◆ **Problem description**: Go through the records and give each one again exactly.

────

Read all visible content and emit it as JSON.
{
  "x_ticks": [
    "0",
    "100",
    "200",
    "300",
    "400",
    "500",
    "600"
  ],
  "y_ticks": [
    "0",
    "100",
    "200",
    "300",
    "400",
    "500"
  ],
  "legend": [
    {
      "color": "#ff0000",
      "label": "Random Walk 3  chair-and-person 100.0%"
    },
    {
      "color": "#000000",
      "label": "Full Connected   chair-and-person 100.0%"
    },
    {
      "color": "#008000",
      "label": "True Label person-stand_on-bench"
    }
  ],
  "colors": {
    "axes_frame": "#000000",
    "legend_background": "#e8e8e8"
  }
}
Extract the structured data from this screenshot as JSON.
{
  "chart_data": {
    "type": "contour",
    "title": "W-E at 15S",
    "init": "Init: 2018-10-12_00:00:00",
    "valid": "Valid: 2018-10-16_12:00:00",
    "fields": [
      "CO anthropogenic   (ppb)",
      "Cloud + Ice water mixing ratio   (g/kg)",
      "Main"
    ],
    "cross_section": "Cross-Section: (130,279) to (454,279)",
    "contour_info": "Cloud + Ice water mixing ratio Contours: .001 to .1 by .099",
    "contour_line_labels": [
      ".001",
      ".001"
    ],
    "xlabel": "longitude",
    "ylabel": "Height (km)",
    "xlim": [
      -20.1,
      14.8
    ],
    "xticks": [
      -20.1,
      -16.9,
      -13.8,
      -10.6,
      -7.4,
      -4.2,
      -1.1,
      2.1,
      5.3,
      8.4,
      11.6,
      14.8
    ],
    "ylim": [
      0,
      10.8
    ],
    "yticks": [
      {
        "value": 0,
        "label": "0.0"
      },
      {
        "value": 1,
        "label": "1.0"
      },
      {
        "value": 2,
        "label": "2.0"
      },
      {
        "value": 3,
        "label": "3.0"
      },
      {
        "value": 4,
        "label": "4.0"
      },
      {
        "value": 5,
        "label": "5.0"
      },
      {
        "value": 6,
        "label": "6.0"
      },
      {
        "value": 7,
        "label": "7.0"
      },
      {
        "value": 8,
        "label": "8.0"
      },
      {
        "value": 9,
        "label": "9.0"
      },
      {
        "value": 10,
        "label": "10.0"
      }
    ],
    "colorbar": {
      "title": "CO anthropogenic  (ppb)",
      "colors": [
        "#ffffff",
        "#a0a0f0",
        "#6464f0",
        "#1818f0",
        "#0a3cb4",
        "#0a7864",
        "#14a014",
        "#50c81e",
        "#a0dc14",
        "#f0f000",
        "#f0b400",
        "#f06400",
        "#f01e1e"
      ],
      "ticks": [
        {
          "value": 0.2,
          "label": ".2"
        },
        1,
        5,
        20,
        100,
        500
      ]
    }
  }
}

────

◆ **Answer to this problem**:
Read all visible content and emit it as JSON.
{
  "x_ticks": [
    "0",
    "100",
    "200",
    "300",
    "400",
    "500",
    "600"
  ],
  "y_ticks": [
    "0",
    "100",
    "200",
    "300",
    "400",
    "500"
  ],
  "legend": [
    {
      "color": "#ff0000",
      "label": "Random Walk 3  chair-and-person 100.0%"
    },
    {
      "color": "#000000",
      "label": "Full Connected   chair-and-person 100.0%"
    },
    {
      "color": "#008000",
      "label": "True Label person-stand_on-bench"
    }
  ],
  "colors": {
    "axes_frame": "#000000",
    "legend_background": "#e8e8e8"
  }
}
Extract the structured data from this screenshot as JSON.
{
  "chart_data": {
    "type": "contour",
    "title": "W-E at 15S",
    "init": "Init: 2018-10-12_00:00:00",
    "valid": "Valid: 2018-10-16_12:00:00",
    "fields": [
      "CO anthropogenic   (ppb)",
      "Cloud + Ice water mixing ratio   (g/kg)",
      "Main"
    ],
    "cross_section": "Cross-Section: (130,279) to (454,279)",
    "contour_info": "Cloud + Ice water mixing ratio Contours: .001 to .1 by .099",
    "contour_line_labels": [
      ".001",
      ".001"
    ],
    "xlabel": "longitude",
    "ylabel": "Height (km)",
    "xlim": [
      -20.1,
      14.8
    ],
    "xticks": [
      -20.1,
      -16.9,
      -13.8,
      -10.6,
      -7.4,
      -4.2,
      -1.1,
      2.1,
      5.3,
      8.4,
      11.6,
      14.8
    ],
    "ylim": [
      0,
      10.8
    ],
    "yticks": [
      {
        "value": 0,
        "label": "0.0"
      },
      {
        "value": 1,
        "label": "1.0"
      },
      {
        "value": 2,
        "label": "2.0"
      },
      {
        "value": 3,
        "label": "3.0"
      },
      {
        "value": 4,
        "label": "4.0"
      },
      {
        "value": 5,
        "label": "5.0"
      },
      {
        "value": 6,
        "label": "6.0"
      },
      {
        "value": 7,
        "label": "7.0"
      },
      {
        "value": 8,
        "label": "8.0"
      },
      {
        "value": 9,
        "label": "9.0"
      },
      {
        "value": 10,
        "label": "10.0"
      }
    ],
    "colorbar": {
      "title": "CO anthropogenic  (ppb)",
      "colors": [
        "#ffffff",
        "#a0a0f0",
        "#6464f0",
        "#1818f0",
        "#0a3cb4",
        "#0a7864",
        "#14a014",
        "#50c81e",
        "#a0dc14",
        "#f0f000",
        "#f0b400",
        "#f06400",
        "#f01e1e"
      ],
      "ticks": [
        {
          "value": 0.2,
          "label": ".2"
        },
        1,
        5,
        20,
        100,
        500
      ]
    }
  }
}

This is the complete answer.